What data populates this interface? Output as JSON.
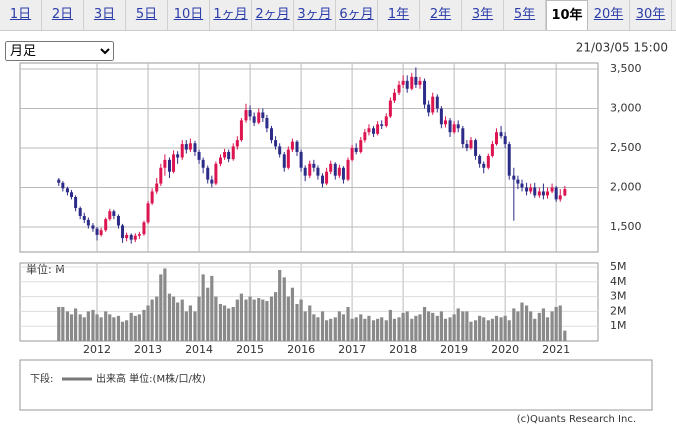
{
  "tabs": [
    "1日",
    "2日",
    "3日",
    "5日",
    "10日",
    "1ヶ月",
    "2ヶ月",
    "3ヶ月",
    "6ヶ月",
    "1年",
    "2年",
    "3年",
    "5年",
    "10年",
    "20年",
    "30年"
  ],
  "selected_tab": 13,
  "period_select": "月足",
  "timestamp": "21/03/05 15:00",
  "legend_prefix": "下段:",
  "copyright": "(c)Quants Research Inc.",
  "chart_data": {
    "type": "candlestick",
    "up_color": "#dc1450",
    "down_color": "#2c2c88",
    "grid": true,
    "xlim": [
      2010.49,
      2021.82
    ],
    "xticks": [
      2012,
      2013,
      2014,
      2015,
      2016,
      2017,
      2018,
      2019,
      2020,
      2021
    ],
    "ylim": [
      1184,
      3576
    ],
    "yticks": [
      {
        "value": 3500,
        "label": "3,500"
      },
      {
        "value": 3000,
        "label": "3,000"
      },
      {
        "value": 2500,
        "label": "2,500"
      },
      {
        "value": 2000,
        "label": "2,000"
      },
      {
        "value": 1500,
        "label": "1,500"
      }
    ],
    "x": [
      2011.25,
      2011.33,
      2011.42,
      2011.5,
      2011.58,
      2011.67,
      2011.75,
      2011.83,
      2011.92,
      2012.0,
      2012.08,
      2012.17,
      2012.25,
      2012.33,
      2012.42,
      2012.5,
      2012.58,
      2012.67,
      2012.75,
      2012.83,
      2012.92,
      2013.0,
      2013.08,
      2013.17,
      2013.25,
      2013.33,
      2013.42,
      2013.5,
      2013.58,
      2013.67,
      2013.75,
      2013.83,
      2013.92,
      2014.0,
      2014.08,
      2014.17,
      2014.25,
      2014.33,
      2014.42,
      2014.5,
      2014.58,
      2014.67,
      2014.75,
      2014.83,
      2014.92,
      2015.0,
      2015.08,
      2015.17,
      2015.25,
      2015.33,
      2015.42,
      2015.5,
      2015.58,
      2015.67,
      2015.75,
      2015.83,
      2015.92,
      2016.0,
      2016.08,
      2016.17,
      2016.25,
      2016.33,
      2016.42,
      2016.5,
      2016.58,
      2016.67,
      2016.75,
      2016.83,
      2016.92,
      2017.0,
      2017.08,
      2017.17,
      2017.25,
      2017.33,
      2017.42,
      2017.5,
      2017.58,
      2017.67,
      2017.75,
      2017.83,
      2017.92,
      2018.0,
      2018.08,
      2018.17,
      2018.25,
      2018.33,
      2018.42,
      2018.5,
      2018.58,
      2018.67,
      2018.75,
      2018.83,
      2018.92,
      2019.0,
      2019.08,
      2019.17,
      2019.25,
      2019.33,
      2019.42,
      2019.5,
      2019.58,
      2019.67,
      2019.75,
      2019.83,
      2019.92,
      2020.0,
      2020.08,
      2020.17,
      2020.25,
      2020.33,
      2020.42,
      2020.5,
      2020.58,
      2020.67,
      2020.75,
      2020.83,
      2020.92,
      2021.0,
      2021.08,
      2021.17
    ],
    "open": [
      2100,
      2060,
      1990,
      1940,
      1880,
      1740,
      1640,
      1590,
      1520,
      1480,
      1400,
      1460,
      1600,
      1700,
      1640,
      1520,
      1360,
      1400,
      1340,
      1390,
      1410,
      1560,
      1800,
      1950,
      2050,
      2250,
      2350,
      2200,
      2420,
      2380,
      2550,
      2480,
      2560,
      2450,
      2350,
      2250,
      2100,
      2050,
      2300,
      2380,
      2450,
      2360,
      2520,
      2600,
      2850,
      2980,
      2900,
      2820,
      2950,
      2880,
      2750,
      2600,
      2520,
      2420,
      2250,
      2480,
      2580,
      2450,
      2250,
      2150,
      2300,
      2250,
      2150,
      2050,
      2200,
      2300,
      2150,
      2250,
      2100,
      2350,
      2500,
      2450,
      2600,
      2700,
      2750,
      2680,
      2800,
      2780,
      2900,
      3100,
      3200,
      3300,
      3350,
      3250,
      3400,
      3300,
      3350,
      3050,
      2950,
      3150,
      3000,
      2800,
      2850,
      2700,
      2800,
      2750,
      2550,
      2500,
      2600,
      2400,
      2300,
      2250,
      2400,
      2550,
      2700,
      2650,
      2550,
      2150,
      2100,
      2050,
      2000,
      1950,
      2000,
      1900,
      1950,
      1900,
      1950,
      2000,
      1850,
      1900
    ],
    "high": [
      2120,
      2080,
      2010,
      1970,
      1900,
      1760,
      1680,
      1620,
      1550,
      1500,
      1490,
      1620,
      1730,
      1720,
      1660,
      1540,
      1430,
      1420,
      1420,
      1440,
      1580,
      1830,
      1990,
      2120,
      2300,
      2420,
      2380,
      2470,
      2460,
      2600,
      2600,
      2620,
      2590,
      2480,
      2380,
      2280,
      2150,
      2330,
      2420,
      2490,
      2480,
      2560,
      2650,
      2880,
      3060,
      3040,
      2950,
      3000,
      3000,
      2920,
      2780,
      2650,
      2560,
      2450,
      2520,
      2620,
      2600,
      2480,
      2280,
      2340,
      2350,
      2280,
      2180,
      2250,
      2340,
      2320,
      2290,
      2270,
      2380,
      2540,
      2560,
      2640,
      2740,
      2800,
      2780,
      2840,
      2850,
      2940,
      3140,
      3250,
      3350,
      3420,
      3420,
      3450,
      3520,
      3400,
      3380,
      3100,
      3200,
      3180,
      3030,
      2900,
      2880,
      2840,
      2850,
      2780,
      2600,
      2640,
      2620,
      2420,
      2330,
      2430,
      2590,
      2750,
      2780,
      2700,
      2580,
      2250,
      2150,
      2100,
      2060,
      2050,
      2060,
      2000,
      2050,
      2000,
      2050,
      2020,
      1980,
      2020
    ],
    "low": [
      2020,
      1950,
      1900,
      1850,
      1700,
      1600,
      1550,
      1480,
      1440,
      1330,
      1380,
      1440,
      1580,
      1600,
      1480,
      1300,
      1320,
      1290,
      1310,
      1350,
      1390,
      1540,
      1780,
      1920,
      2020,
      2150,
      2120,
      2180,
      2300,
      2350,
      2430,
      2450,
      2400,
      2300,
      2180,
      2050,
      2000,
      2030,
      2270,
      2350,
      2320,
      2340,
      2480,
      2580,
      2820,
      2850,
      2780,
      2800,
      2830,
      2700,
      2560,
      2480,
      2380,
      2200,
      2230,
      2450,
      2400,
      2200,
      2080,
      2120,
      2200,
      2100,
      2000,
      2030,
      2170,
      2100,
      2120,
      2050,
      2080,
      2330,
      2420,
      2430,
      2570,
      2660,
      2640,
      2660,
      2740,
      2760,
      2880,
      3070,
      3170,
      3260,
      3200,
      3230,
      3260,
      3250,
      3000,
      2900,
      2920,
      2950,
      2750,
      2760,
      2640,
      2680,
      2700,
      2500,
      2460,
      2480,
      2350,
      2250,
      2180,
      2230,
      2380,
      2530,
      2620,
      2500,
      2100,
      1580,
      1980,
      1950,
      1900,
      1920,
      1870,
      1870,
      1850,
      1860,
      1930,
      1820,
      1820,
      1890
    ],
    "close": [
      2060,
      1990,
      1940,
      1880,
      1740,
      1640,
      1590,
      1520,
      1480,
      1400,
      1460,
      1600,
      1700,
      1640,
      1520,
      1360,
      1400,
      1340,
      1390,
      1410,
      1560,
      1800,
      1950,
      2050,
      2250,
      2350,
      2200,
      2420,
      2380,
      2550,
      2480,
      2560,
      2450,
      2350,
      2250,
      2100,
      2050,
      2300,
      2380,
      2450,
      2360,
      2520,
      2600,
      2850,
      2980,
      2900,
      2820,
      2950,
      2880,
      2750,
      2600,
      2520,
      2420,
      2250,
      2480,
      2580,
      2450,
      2250,
      2150,
      2300,
      2250,
      2150,
      2050,
      2200,
      2300,
      2150,
      2250,
      2100,
      2350,
      2500,
      2450,
      2600,
      2700,
      2750,
      2680,
      2800,
      2780,
      2900,
      3100,
      3200,
      3300,
      3350,
      3250,
      3400,
      3300,
      3350,
      3050,
      2950,
      3150,
      3000,
      2800,
      2850,
      2700,
      2800,
      2750,
      2550,
      2500,
      2600,
      2400,
      2300,
      2250,
      2400,
      2550,
      2700,
      2650,
      2550,
      2150,
      2100,
      2050,
      2000,
      1950,
      2000,
      1900,
      1950,
      1900,
      1950,
      2000,
      1850,
      1900,
      1980
    ],
    "volume": {
      "name": "出来高 単位:(M株/口/枚)",
      "unit_label": "単位: M",
      "color": "#8a8a8a",
      "ylim": [
        0,
        5.27
      ],
      "yticks": [
        {
          "value": 5,
          "label": "5M"
        },
        {
          "value": 4,
          "label": "4M"
        },
        {
          "value": 3,
          "label": "3M"
        },
        {
          "value": 2,
          "label": "2M"
        },
        {
          "value": 1,
          "label": "1M"
        }
      ],
      "values": [
        2.3,
        2.3,
        2.0,
        1.8,
        2.2,
        1.8,
        1.6,
        2.0,
        2.1,
        1.8,
        1.6,
        2.0,
        1.8,
        1.6,
        1.7,
        1.3,
        1.4,
        1.9,
        1.7,
        1.8,
        2.1,
        2.4,
        2.8,
        3.0,
        4.5,
        4.9,
        3.2,
        3.0,
        2.6,
        2.8,
        2.0,
        2.4,
        2.0,
        3.0,
        4.5,
        3.6,
        4.4,
        3.0,
        2.5,
        2.4,
        2.2,
        2.3,
        2.8,
        3.2,
        2.8,
        3.0,
        2.8,
        2.9,
        2.8,
        2.7,
        3.0,
        3.3,
        4.8,
        4.3,
        3.0,
        3.6,
        2.5,
        2.8,
        2.0,
        2.4,
        1.8,
        1.6,
        2.0,
        1.4,
        1.5,
        1.6,
        2.0,
        1.8,
        2.3,
        1.5,
        1.6,
        1.8,
        1.5,
        1.7,
        1.4,
        1.5,
        1.6,
        1.4,
        2.1,
        1.5,
        1.6,
        1.9,
        2.0,
        1.5,
        1.7,
        1.8,
        2.3,
        2.0,
        1.9,
        1.7,
        2.0,
        1.5,
        1.6,
        1.8,
        2.2,
        2.0,
        2.0,
        1.3,
        1.4,
        1.7,
        1.6,
        1.4,
        1.5,
        1.7,
        1.6,
        1.7,
        1.4,
        2.2,
        2.0,
        2.6,
        2.4,
        2.0,
        1.5,
        1.9,
        2.2,
        1.6,
        2.0,
        2.3,
        2.4,
        0.7
      ]
    }
  }
}
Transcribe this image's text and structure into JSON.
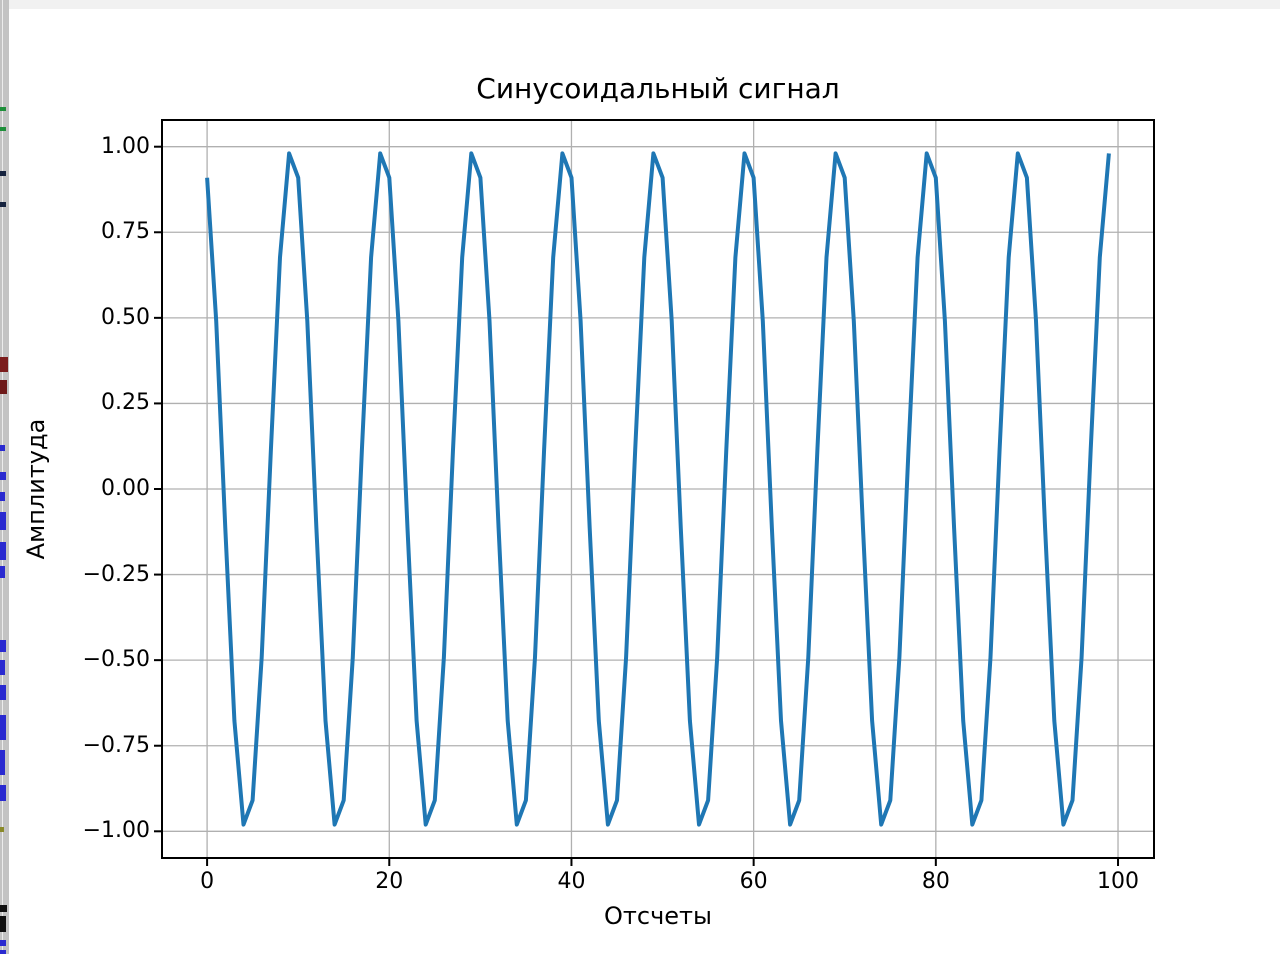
{
  "colors": {
    "line": "#1f77b4",
    "grid": "#b0b0b0",
    "spine": "#000000",
    "background": "#ffffff",
    "top_bar": "#f1f1f1",
    "edge_strip": "#c3c3c3"
  },
  "chart_data": {
    "type": "line",
    "title": "Синусоидальный сигнал",
    "xlabel": "Отсчеты",
    "ylabel": "Амплитуда",
    "grid": true,
    "legend": false,
    "xlim": [
      -4.95,
      103.95
    ],
    "ylim": [
      -1.078,
      1.078
    ],
    "xticks": [
      0,
      20,
      40,
      60,
      80,
      100
    ],
    "xtick_labels": [
      "0",
      "20",
      "40",
      "60",
      "80",
      "100"
    ],
    "yticks": [
      1.0,
      0.75,
      0.5,
      0.25,
      0.0,
      -0.25,
      -0.5,
      -0.75,
      -1.0
    ],
    "ytick_labels": [
      "1.00",
      "0.75",
      "0.50",
      "0.25",
      "0.00",
      "−0.25",
      "−0.50",
      "−0.75",
      "−1.00"
    ],
    "series": [
      {
        "name": "Синусоидальный сигнал",
        "x": [
          0,
          1,
          2,
          3,
          4,
          5,
          6,
          7,
          8,
          9,
          10,
          11,
          12,
          13,
          14,
          15,
          16,
          17,
          18,
          19,
          20,
          21,
          22,
          23,
          24,
          25,
          26,
          27,
          28,
          29,
          30,
          31,
          32,
          33,
          34,
          35,
          36,
          37,
          38,
          39,
          40,
          41,
          42,
          43,
          44,
          45,
          46,
          47,
          48,
          49,
          50,
          51,
          52,
          53,
          54,
          55,
          56,
          57,
          58,
          59,
          60,
          61,
          62,
          63,
          64,
          65,
          66,
          67,
          68,
          69,
          70,
          71,
          72,
          73,
          74,
          75,
          76,
          77,
          78,
          79,
          80,
          81,
          82,
          83,
          84,
          85,
          86,
          87,
          88,
          89,
          90,
          91,
          92,
          93,
          94,
          95,
          96,
          97,
          98,
          99
        ],
        "y": [
          0.9093,
          0.491,
          -0.1148,
          -0.6768,
          -0.9803,
          -0.9093,
          -0.491,
          0.1148,
          0.6768,
          0.9803,
          0.9093,
          0.491,
          -0.1148,
          -0.6768,
          -0.9803,
          -0.9093,
          -0.491,
          0.1148,
          0.6768,
          0.9803,
          0.9093,
          0.491,
          -0.1148,
          -0.6768,
          -0.9803,
          -0.9093,
          -0.491,
          0.1148,
          0.6768,
          0.9803,
          0.9093,
          0.491,
          -0.1148,
          -0.6768,
          -0.9803,
          -0.9093,
          -0.491,
          0.1148,
          0.6768,
          0.9803,
          0.9093,
          0.491,
          -0.1148,
          -0.6768,
          -0.9803,
          -0.9093,
          -0.491,
          0.1148,
          0.6768,
          0.9803,
          0.9093,
          0.491,
          -0.1148,
          -0.6768,
          -0.9803,
          -0.9093,
          -0.491,
          0.1148,
          0.6768,
          0.9803,
          0.9093,
          0.491,
          -0.1148,
          -0.6768,
          -0.9803,
          -0.9093,
          -0.491,
          0.1148,
          0.6768,
          0.9803,
          0.9093,
          0.491,
          -0.1148,
          -0.6768,
          -0.9803,
          -0.9093,
          -0.491,
          0.1148,
          0.6768,
          0.9803,
          0.9093,
          0.491,
          -0.1148,
          -0.6768,
          -0.9803,
          -0.9093,
          -0.491,
          0.1148,
          0.6768,
          0.9803,
          0.9093,
          0.491,
          -0.1148,
          -0.6768,
          -0.9803,
          -0.9093,
          -0.491,
          0.1148,
          0.6768,
          0.9803
        ]
      }
    ]
  }
}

════════

EXERCISE GOAL:
Find the word "JSON" in the material, then list each line that holds it.

CORRECT OUTPUT:
What data populates this interface? Output as JSON.
Transcribe this image's text and structure into JSON.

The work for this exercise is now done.